* WRITTEN INSTRUCTION: Go through the material below and copy all lines with "text".
◇ ◇ ◇ ◇ ◇ ◇ ◇
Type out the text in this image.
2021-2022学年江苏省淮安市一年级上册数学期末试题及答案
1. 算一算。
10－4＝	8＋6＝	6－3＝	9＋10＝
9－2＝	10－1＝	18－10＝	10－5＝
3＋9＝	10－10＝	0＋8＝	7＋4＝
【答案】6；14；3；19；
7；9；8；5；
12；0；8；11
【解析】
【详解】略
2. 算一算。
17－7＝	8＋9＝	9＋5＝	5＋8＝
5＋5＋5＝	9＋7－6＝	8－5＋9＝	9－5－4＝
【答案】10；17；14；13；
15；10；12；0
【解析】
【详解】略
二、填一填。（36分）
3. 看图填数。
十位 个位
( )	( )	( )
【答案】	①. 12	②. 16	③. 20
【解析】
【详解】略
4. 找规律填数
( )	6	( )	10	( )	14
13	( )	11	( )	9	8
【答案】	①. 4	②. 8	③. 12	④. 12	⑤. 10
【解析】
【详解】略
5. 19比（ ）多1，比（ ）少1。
◇ ◇ ◇ ◇ ◇ ◇ ◇
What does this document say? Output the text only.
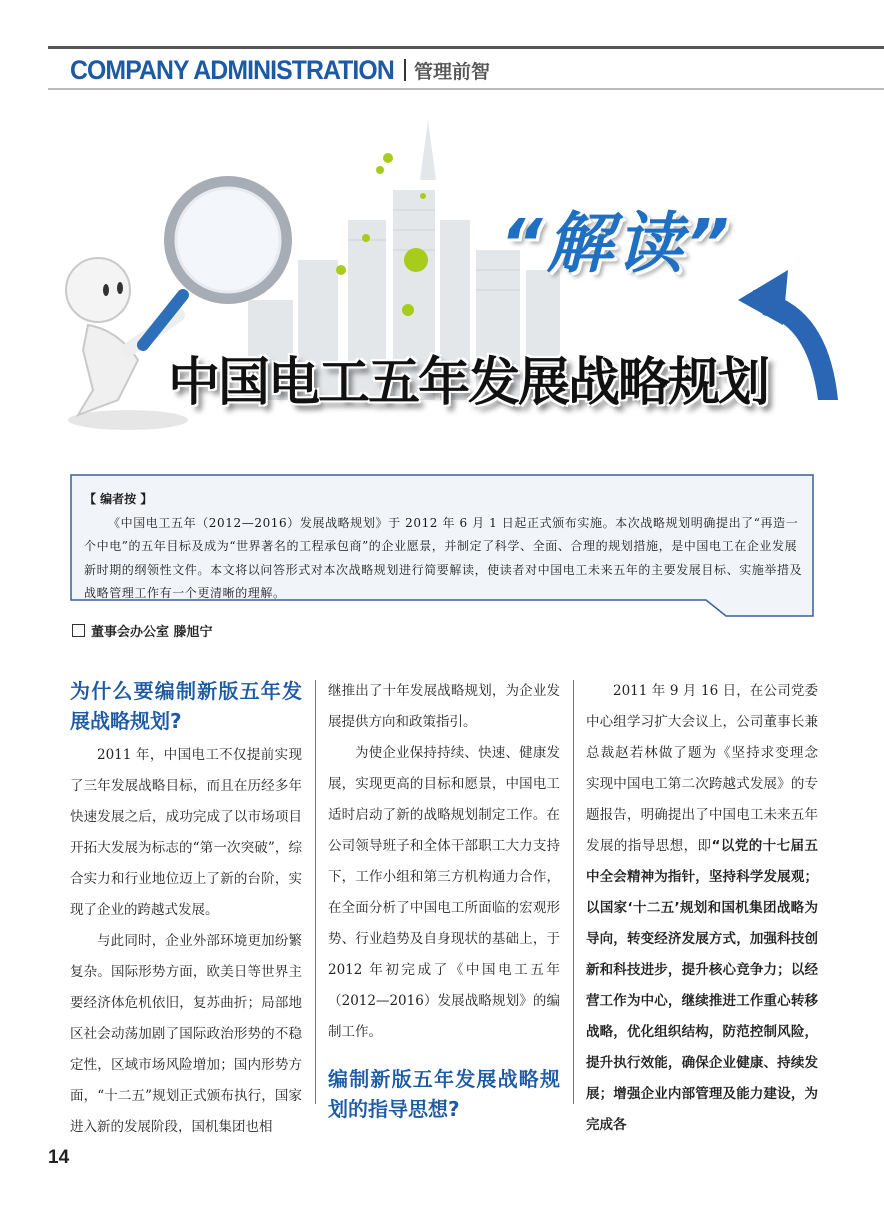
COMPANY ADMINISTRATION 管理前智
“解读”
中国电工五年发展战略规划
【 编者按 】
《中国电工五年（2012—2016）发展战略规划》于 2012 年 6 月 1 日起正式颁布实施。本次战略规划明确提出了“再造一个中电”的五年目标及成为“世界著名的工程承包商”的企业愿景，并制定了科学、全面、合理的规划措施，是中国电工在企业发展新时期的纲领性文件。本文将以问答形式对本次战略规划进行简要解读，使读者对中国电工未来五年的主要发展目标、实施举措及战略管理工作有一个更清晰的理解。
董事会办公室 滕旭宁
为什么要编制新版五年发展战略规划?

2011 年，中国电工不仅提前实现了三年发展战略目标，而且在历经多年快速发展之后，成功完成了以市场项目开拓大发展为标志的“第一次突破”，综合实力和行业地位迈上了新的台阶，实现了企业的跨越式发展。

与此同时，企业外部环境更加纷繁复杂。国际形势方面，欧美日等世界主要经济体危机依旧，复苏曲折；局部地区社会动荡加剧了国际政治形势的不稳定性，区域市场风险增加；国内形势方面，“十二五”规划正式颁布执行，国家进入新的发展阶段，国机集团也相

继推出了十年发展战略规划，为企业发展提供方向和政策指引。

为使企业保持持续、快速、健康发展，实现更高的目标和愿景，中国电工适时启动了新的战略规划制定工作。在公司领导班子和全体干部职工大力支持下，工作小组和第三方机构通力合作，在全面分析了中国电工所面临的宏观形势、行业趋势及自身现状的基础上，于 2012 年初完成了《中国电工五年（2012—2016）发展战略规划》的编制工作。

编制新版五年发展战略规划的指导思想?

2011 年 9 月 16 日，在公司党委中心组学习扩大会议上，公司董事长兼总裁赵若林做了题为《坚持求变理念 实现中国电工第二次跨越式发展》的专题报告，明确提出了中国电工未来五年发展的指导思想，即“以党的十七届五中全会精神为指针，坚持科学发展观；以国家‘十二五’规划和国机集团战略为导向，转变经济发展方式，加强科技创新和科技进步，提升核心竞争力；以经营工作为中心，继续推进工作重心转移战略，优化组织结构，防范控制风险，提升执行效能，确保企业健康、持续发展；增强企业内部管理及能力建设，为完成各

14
◇ ◇ ◇ ◇ ◇ ◇ ◇
* ANSWER TO THE TASK:
Type out the text in this image.
What does this document say? Output the text only.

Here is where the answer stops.